--- START Data for the task ---

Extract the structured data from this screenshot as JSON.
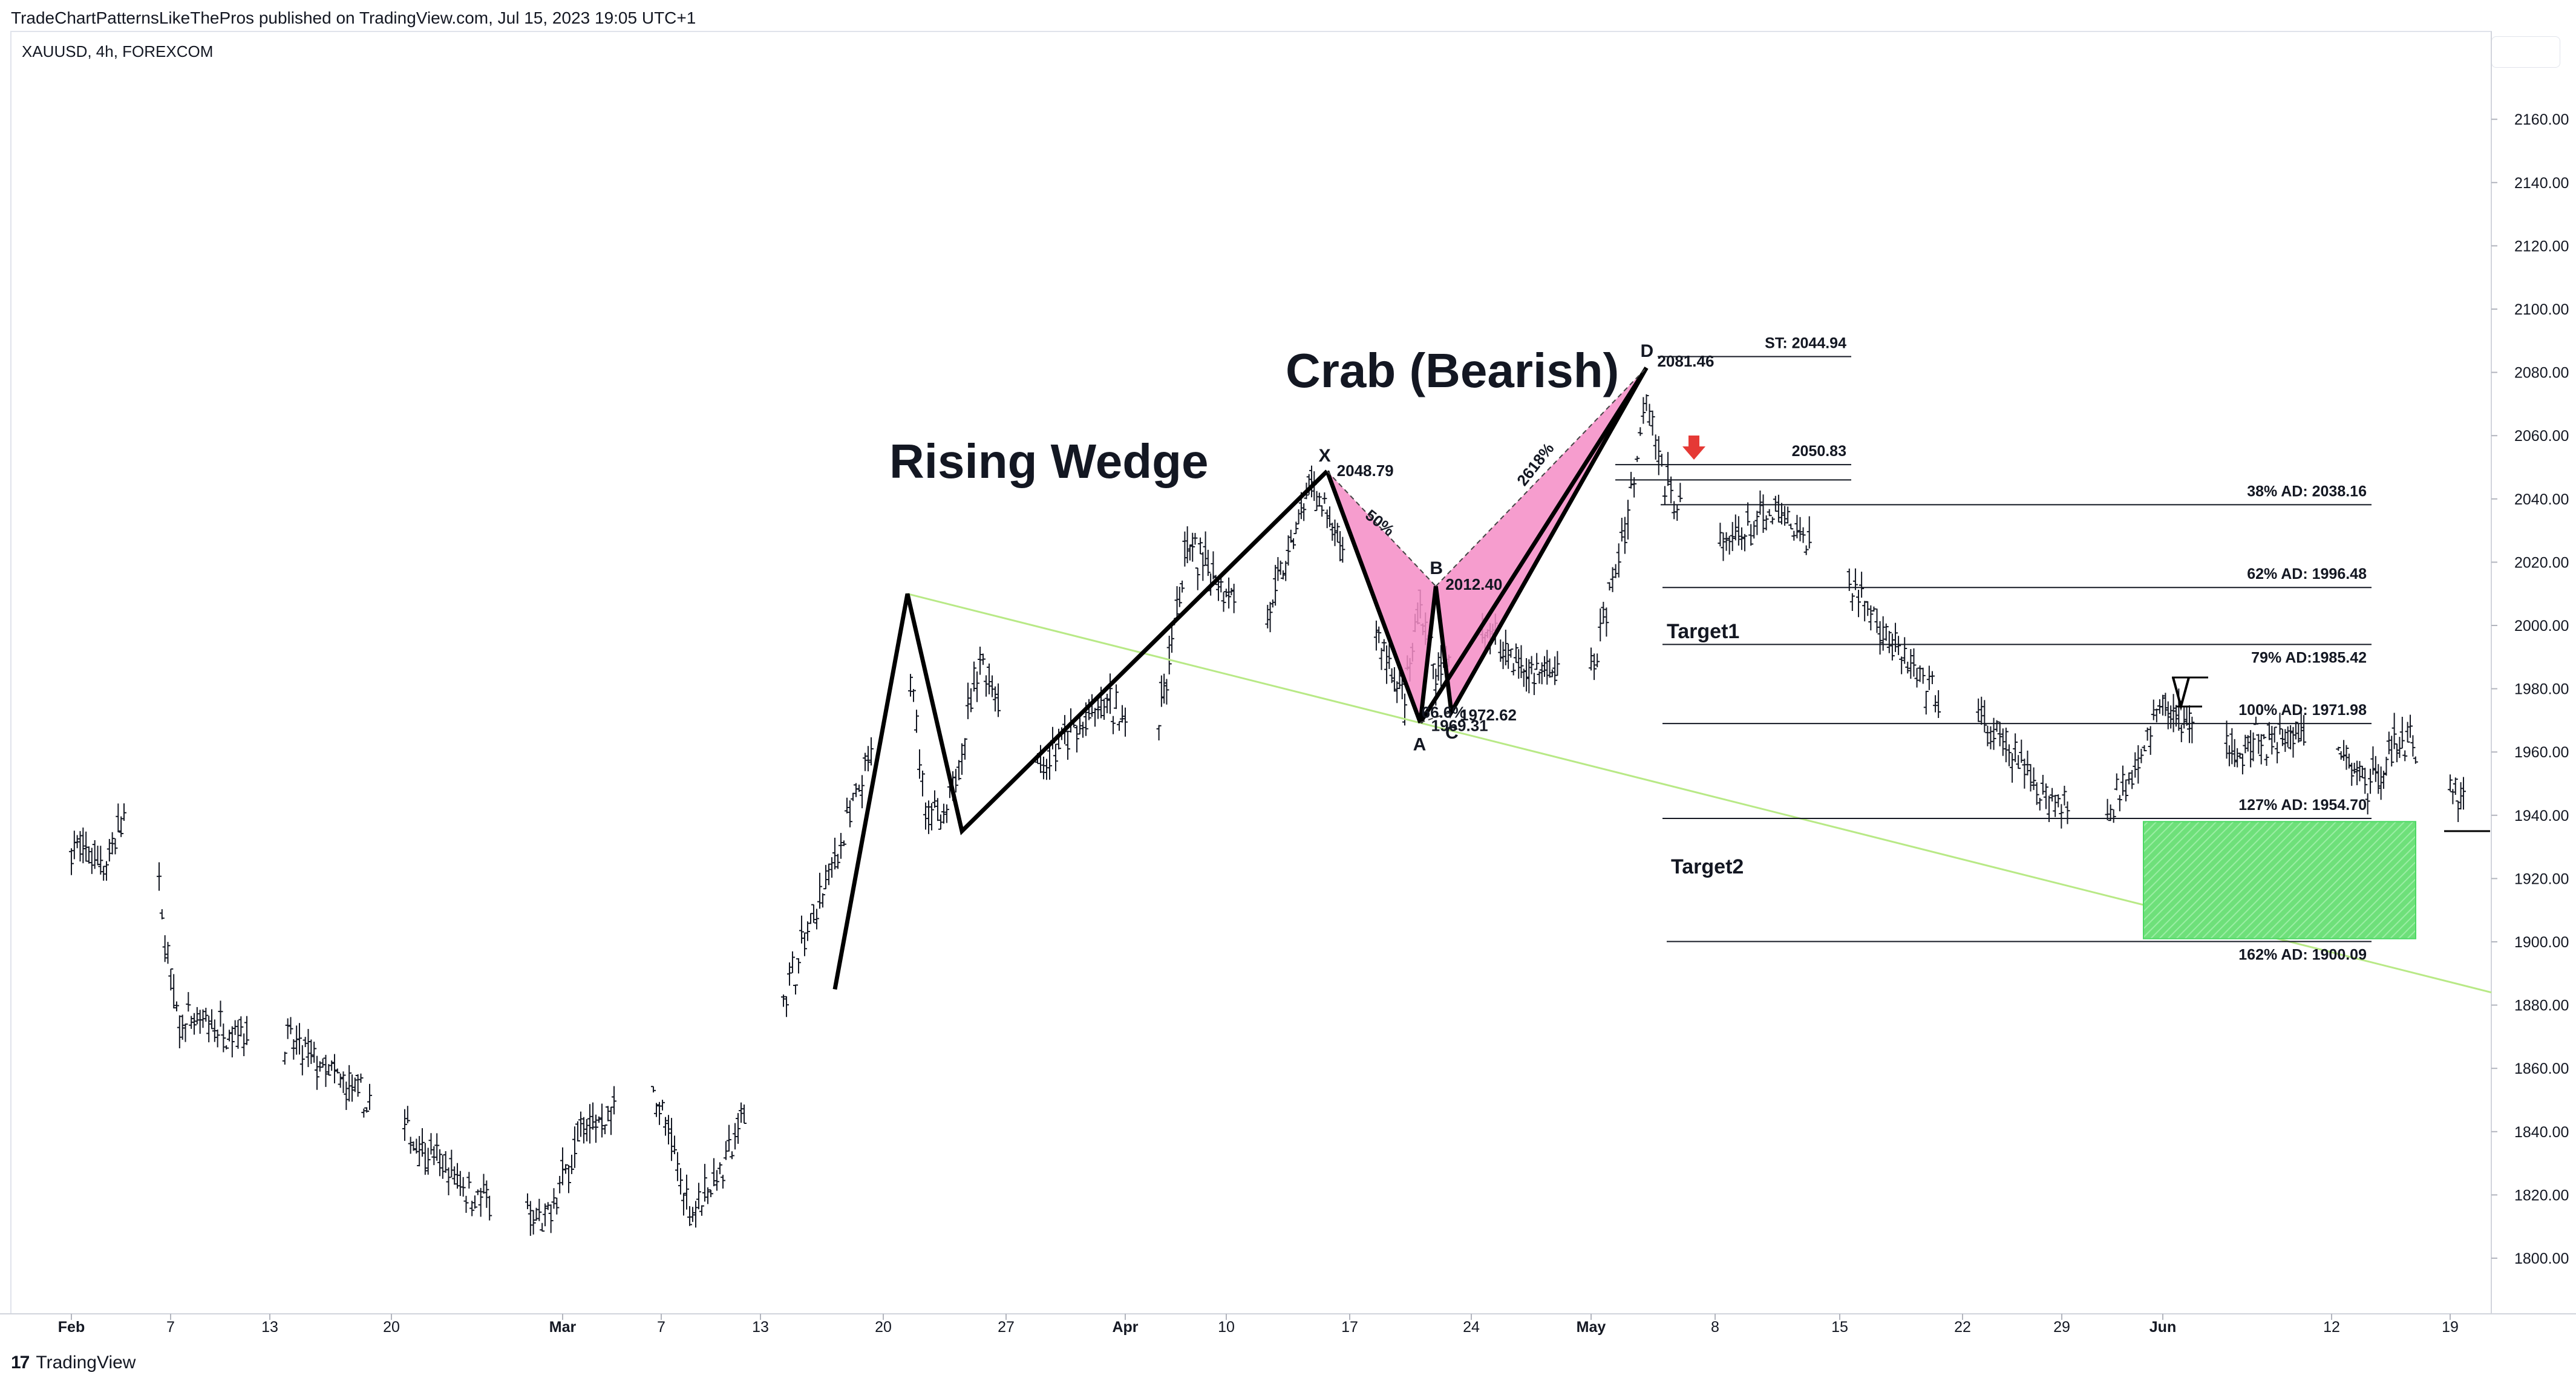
{
  "header": {
    "published": "TradeChartPatternsLikeThePros published on TradingView.com, Jul 15, 2023 19:05 UTC+1",
    "symbol": "XAUUSD, 4h, FOREXCOM"
  },
  "footer": {
    "logo": "17",
    "brand": "TradingView"
  },
  "chart_data": {
    "type": "candlestick",
    "ylim": [
      1790,
      2175
    ],
    "grid": false,
    "y_ticks": [
      "1800.00",
      "1820.00",
      "1840.00",
      "1860.00",
      "1880.00",
      "1900.00",
      "1920.00",
      "1940.00",
      "1960.00",
      "1980.00",
      "2000.00",
      "2020.00",
      "2040.00",
      "2060.00",
      "2080.00",
      "2100.00",
      "2120.00",
      "2140.00",
      "2160.00"
    ],
    "x_ticks": [
      {
        "label": "Feb",
        "bold": true
      },
      {
        "label": "7"
      },
      {
        "label": "13"
      },
      {
        "label": "20"
      },
      {
        "label": "Mar",
        "bold": true
      },
      {
        "label": "7"
      },
      {
        "label": "13"
      },
      {
        "label": "20"
      },
      {
        "label": "27"
      },
      {
        "label": "Apr",
        "bold": true
      },
      {
        "label": "10"
      },
      {
        "label": "17"
      },
      {
        "label": "24"
      },
      {
        "label": "May",
        "bold": true
      },
      {
        "label": "8"
      },
      {
        "label": "15"
      },
      {
        "label": "22"
      },
      {
        "label": "29"
      },
      {
        "label": "Jun",
        "bold": true
      },
      {
        "label": "12"
      },
      {
        "label": "19"
      }
    ],
    "price_path": [
      [
        "Feb 1",
        1930
      ],
      [
        "Feb 3",
        1925
      ],
      [
        "Feb 5",
        1955
      ],
      [
        "Feb 7",
        1875
      ],
      [
        "Feb 13",
        1870
      ],
      [
        "Feb 20",
        1840
      ],
      [
        "Feb 24",
        1820
      ],
      [
        "Feb 28",
        1810
      ],
      [
        "Mar 2",
        1840
      ],
      [
        "Mar 6",
        1855
      ],
      [
        "Mar 8",
        1815
      ],
      [
        "Mar 10",
        1830
      ],
      [
        "Mar 13",
        1880
      ],
      [
        "Mar 15",
        1910
      ],
      [
        "Mar 20",
        1990
      ],
      [
        "Mar 21",
        1945
      ],
      [
        "Mar 22",
        1935
      ],
      [
        "Mar 24",
        1990
      ],
      [
        "Mar 27",
        1955
      ],
      [
        "Mar 31",
        1975
      ],
      [
        "Apr 3",
        1965
      ],
      [
        "Apr 5",
        2025
      ],
      [
        "Apr 10",
        2000
      ],
      [
        "Apr 13",
        2045
      ],
      [
        "Apr 17",
        2000
      ],
      [
        "Apr 19",
        1975
      ],
      [
        "Apr 20",
        2008
      ],
      [
        "Apr 21",
        1983
      ],
      [
        "Apr 24",
        2000
      ],
      [
        "Apr 27",
        1985
      ],
      [
        "May 1",
        1985
      ],
      [
        "May 3",
        2035
      ],
      [
        "May 4",
        2075
      ],
      [
        "May 5",
        2045
      ],
      [
        "May 8",
        2025
      ],
      [
        "May 11",
        2035
      ],
      [
        "May 15",
        2015
      ],
      [
        "May 19",
        1980
      ],
      [
        "May 22",
        1970
      ],
      [
        "May 26",
        1945
      ],
      [
        "May 29",
        1940
      ],
      [
        "Jun 1",
        1975
      ],
      [
        "Jun 5",
        1960
      ],
      [
        "Jun 9",
        1965
      ],
      [
        "Jun 12",
        1960
      ],
      [
        "Jun 14",
        1950
      ],
      [
        "Jun 16",
        1965
      ],
      [
        "Jun 20",
        1945
      ]
    ],
    "rising_wedge": {
      "label": "Rising Wedge",
      "points": [
        [
          "Mar 16",
          1885
        ],
        [
          "Mar 20",
          2010
        ],
        [
          "Mar 23",
          1935
        ],
        [
          "Apr 14",
          2048.79
        ]
      ]
    },
    "trendline_color": "#b8e986",
    "crab": {
      "label": "Crab (Bearish)",
      "fill": "#f48cc6",
      "X": {
        "label": "X",
        "price": 2048.79,
        "text": "2048.79"
      },
      "A": {
        "label": "A",
        "price": 1969.31,
        "text": "1969.31"
      },
      "B": {
        "label": "B",
        "price": 2012.4,
        "text": "2012.40"
      },
      "C": {
        "label": "C",
        "price": 1972.62,
        "text": "1972.62"
      },
      "D": {
        "label": "D",
        "price": 2081.46,
        "text": "2081.46"
      },
      "ratio_xb": "50%",
      "ratio_ac": "66.6%",
      "ratio_bd": "2618%"
    },
    "levels": [
      {
        "text": "ST: 2044.94",
        "price": 2085
      },
      {
        "text": "2050.83",
        "price": 2050.83
      },
      {
        "text": "38% AD: 2038.16",
        "price": 2038.16
      },
      {
        "text": "62% AD: 1996.48",
        "price": 2012
      },
      {
        "text": "79% AD:1985.42",
        "price": 1994
      },
      {
        "text": "100% AD: 1971.98",
        "price": 1969
      },
      {
        "text": "127% AD: 1954.70",
        "price": 1939
      },
      {
        "text": "162% AD: 1900.09",
        "price": 1900.09
      }
    ],
    "targets": [
      {
        "label": "Target1",
        "price": 2000
      },
      {
        "label": "Target2",
        "price": 1925
      }
    ],
    "target_zone": {
      "top": 1938,
      "bottom": 1901,
      "color": "#4cd964"
    },
    "sell_arrow_color": "#e53935"
  }
}
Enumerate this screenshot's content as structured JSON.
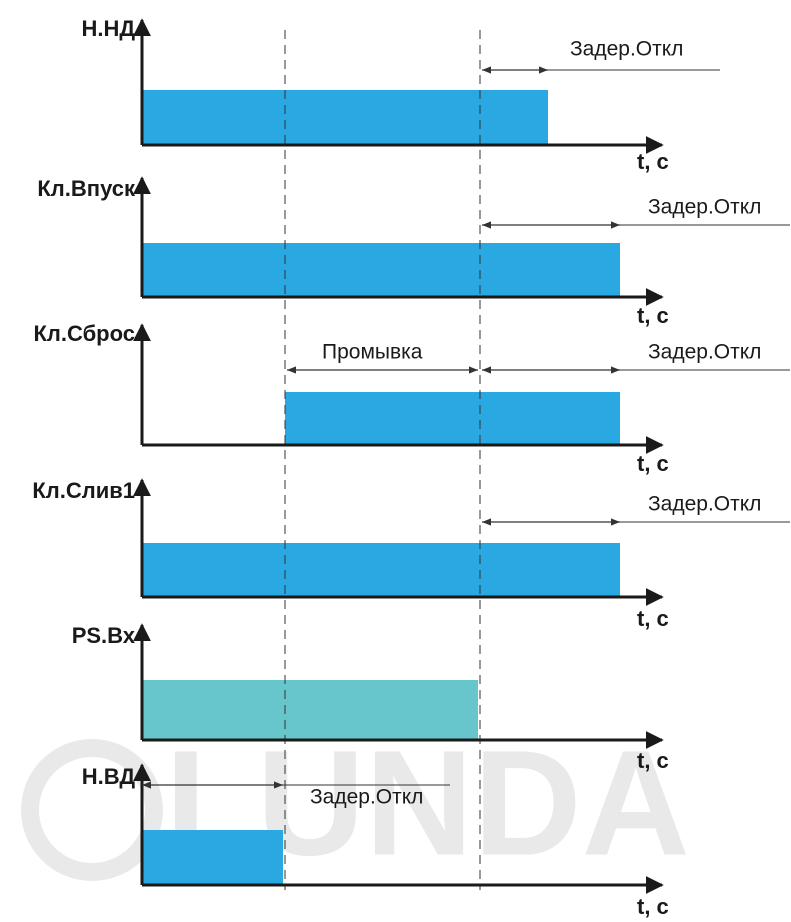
{
  "watermark": "LUNDA",
  "signals": [
    {
      "label": "Н.НД",
      "axis_label": "t, с",
      "annotations": [
        "Задер.Откл"
      ]
    },
    {
      "label": "Кл.Впуск",
      "axis_label": "t, с",
      "annotations": [
        "Задер.Откл"
      ]
    },
    {
      "label": "Кл.Сброс",
      "axis_label": "t, с",
      "annotations": [
        "Промывка",
        "Задер.Откл"
      ]
    },
    {
      "label": "Кл.Слив1",
      "axis_label": "t, с",
      "annotations": [
        "Задер.Откл"
      ]
    },
    {
      "label": "PS.Вх",
      "axis_label": "t, с",
      "annotations": []
    },
    {
      "label": "Н.ВД",
      "axis_label": "t, с",
      "annotations": [
        "Задер.Откл"
      ]
    }
  ]
}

--- END Data for the task ---

● Description of the task: Copy each line above that contains the word "TradingView".

● Final answer:
    "published": "TradeChartPatternsLikeThePros published on TradingView.com, Jul 15, 2023 19:05 UTC+1",
    "brand": "TradingView"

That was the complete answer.